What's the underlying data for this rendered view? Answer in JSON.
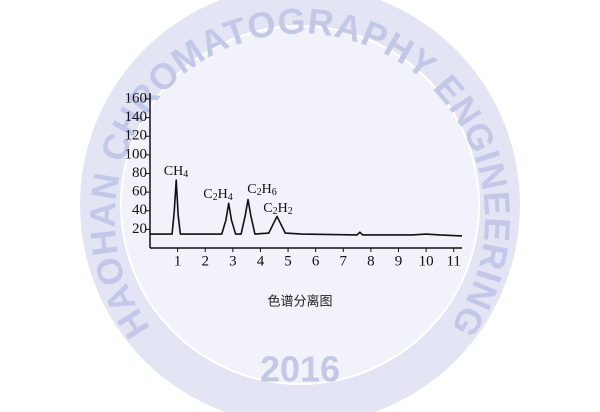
{
  "watermark": {
    "text": "HAOHAN CHROMATOGRAPHY ENGINEERING",
    "year": "2016"
  },
  "chart_data": {
    "type": "line",
    "caption": "色谱分离图",
    "x": [
      0,
      0.8,
      0.88,
      0.95,
      1.02,
      1.1,
      2.6,
      2.75,
      2.85,
      2.95,
      3.1,
      3.3,
      3.45,
      3.55,
      3.65,
      3.8,
      4.3,
      4.5,
      4.6,
      4.7,
      4.9,
      5.5,
      7.5,
      7.6,
      7.7,
      8.5,
      9.5,
      10,
      10.5,
      11.3
    ],
    "series": [
      {
        "color": "#111111",
        "values": [
          15,
          15,
          40,
          73,
          35,
          15,
          15,
          30,
          48,
          30,
          15,
          15,
          35,
          52,
          35,
          15,
          16,
          28,
          34,
          28,
          16,
          15,
          14,
          17,
          14,
          14,
          14,
          15,
          14,
          13
        ]
      }
    ],
    "annotations": [
      "CH4",
      "C2H4",
      "C2H6",
      "C2H2"
    ],
    "xlim": [
      0,
      11.3
    ],
    "xticks": [
      1,
      2,
      3,
      4,
      5,
      6,
      7,
      8,
      9,
      10,
      11
    ],
    "ylim": [
      0,
      160
    ],
    "yticks": [
      20,
      40,
      60,
      80,
      100,
      120,
      140,
      160
    ]
  }
}
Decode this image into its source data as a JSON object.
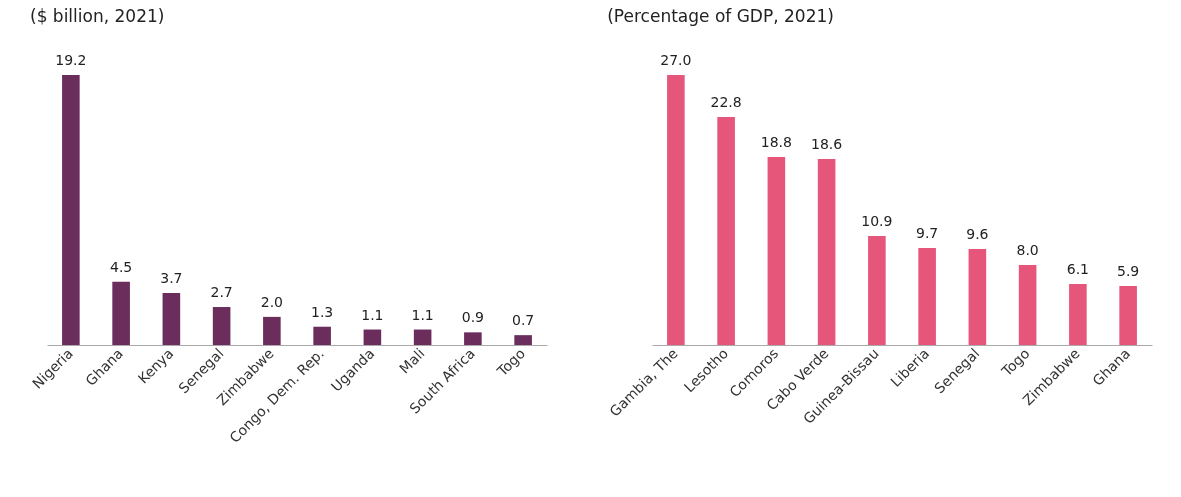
{
  "chart_data": [
    {
      "type": "bar",
      "title": "($ billion, 2021)",
      "categories": [
        "Nigeria",
        "Ghana",
        "Kenya",
        "Senegal",
        "Zimbabwe",
        "Congo, Dem. Rep.",
        "Uganda",
        "Mali",
        "South Africa",
        "Togo"
      ],
      "values": [
        19.2,
        4.5,
        3.7,
        2.7,
        2.0,
        1.3,
        1.1,
        1.1,
        0.9,
        0.7
      ],
      "color": "#6b2d5c",
      "value_labels": [
        "19.2",
        "4.5",
        "3.7",
        "2.7",
        "2.0",
        "1.3",
        "1.1",
        "1.1",
        "0.9",
        "0.7"
      ]
    },
    {
      "type": "bar",
      "title": "(Percentage of GDP, 2021)",
      "categories": [
        "Gambia, The",
        "Lesotho",
        "Comoros",
        "Cabo Verde",
        "Guinea-Bissau",
        "Liberia",
        "Senegal",
        "Togo",
        "Zimbabwe",
        "Ghana"
      ],
      "values": [
        27.0,
        22.8,
        18.8,
        18.6,
        10.9,
        9.7,
        9.6,
        8.0,
        6.1,
        5.9
      ],
      "color": "#e5567a",
      "value_labels": [
        "27.0",
        "22.8",
        "18.8",
        "18.6",
        "10.9",
        "9.7",
        "9.6",
        "8.0",
        "6.1",
        "5.9"
      ]
    }
  ]
}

▬▬▬▬▬▬▬▬▬▬

▶ [Requirements]: Your task is to repeat the data above exactly while excluding the pictures.

▶ [Answer]:
What's the underlying data for this rendered view? Answer in JSON.
{
  "watermark": {
    "text": "HAOHAN CHROMATOGRAPHY ENGINEERING",
    "year": "2016"
  },
  "chart_data": {
    "type": "line",
    "caption": "色谱分离图",
    "x": [
      0,
      0.8,
      0.88,
      0.95,
      1.02,
      1.1,
      2.6,
      2.75,
      2.85,
      2.95,
      3.1,
      3.3,
      3.45,
      3.55,
      3.65,
      3.8,
      4.3,
      4.5,
      4.6,
      4.7,
      4.9,
      5.5,
      7.5,
      7.6,
      7.7,
      8.5,
      9.5,
      10,
      10.5,
      11.3
    ],
    "series": [
      {
        "color": "#111111",
        "values": [
          15,
          15,
          40,
          73,
          35,
          15,
          15,
          30,
          48,
          30,
          15,
          15,
          35,
          52,
          35,
          15,
          16,
          28,
          34,
          28,
          16,
          15,
          14,
          17,
          14,
          14,
          14,
          15,
          14,
          13
        ]
      }
    ],
    "annotations": [
      "CH4",
      "C2H4",
      "C2H6",
      "C2H2"
    ],
    "xlim": [
      0,
      11.3
    ],
    "xticks": [
      1,
      2,
      3,
      4,
      5,
      6,
      7,
      8,
      9,
      10,
      11
    ],
    "ylim": [
      0,
      160
    ],
    "yticks": [
      20,
      40,
      60,
      80,
      100,
      120,
      140,
      160
    ]
  }
}
Decode this image into its source data as a JSON object.
{
  "chart_data": [
    {
      "type": "bar",
      "title": "($ billion, 2021)",
      "categories": [
        "Nigeria",
        "Ghana",
        "Kenya",
        "Senegal",
        "Zimbabwe",
        "Congo, Dem. Rep.",
        "Uganda",
        "Mali",
        "South Africa",
        "Togo"
      ],
      "values": [
        19.2,
        4.5,
        3.7,
        2.7,
        2.0,
        1.3,
        1.1,
        1.1,
        0.9,
        0.7
      ],
      "color": "#6b2d5c",
      "value_labels": [
        "19.2",
        "4.5",
        "3.7",
        "2.7",
        "2.0",
        "1.3",
        "1.1",
        "1.1",
        "0.9",
        "0.7"
      ]
    },
    {
      "type": "bar",
      "title": "(Percentage of GDP, 2021)",
      "categories": [
        "Gambia, The",
        "Lesotho",
        "Comoros",
        "Cabo Verde",
        "Guinea-Bissau",
        "Liberia",
        "Senegal",
        "Togo",
        "Zimbabwe",
        "Ghana"
      ],
      "values": [
        27.0,
        22.8,
        18.8,
        18.6,
        10.9,
        9.7,
        9.6,
        8.0,
        6.1,
        5.9
      ],
      "color": "#e5567a",
      "value_labels": [
        "27.0",
        "22.8",
        "18.8",
        "18.6",
        "10.9",
        "9.7",
        "9.6",
        "8.0",
        "6.1",
        "5.9"
      ]
    }
  ]
}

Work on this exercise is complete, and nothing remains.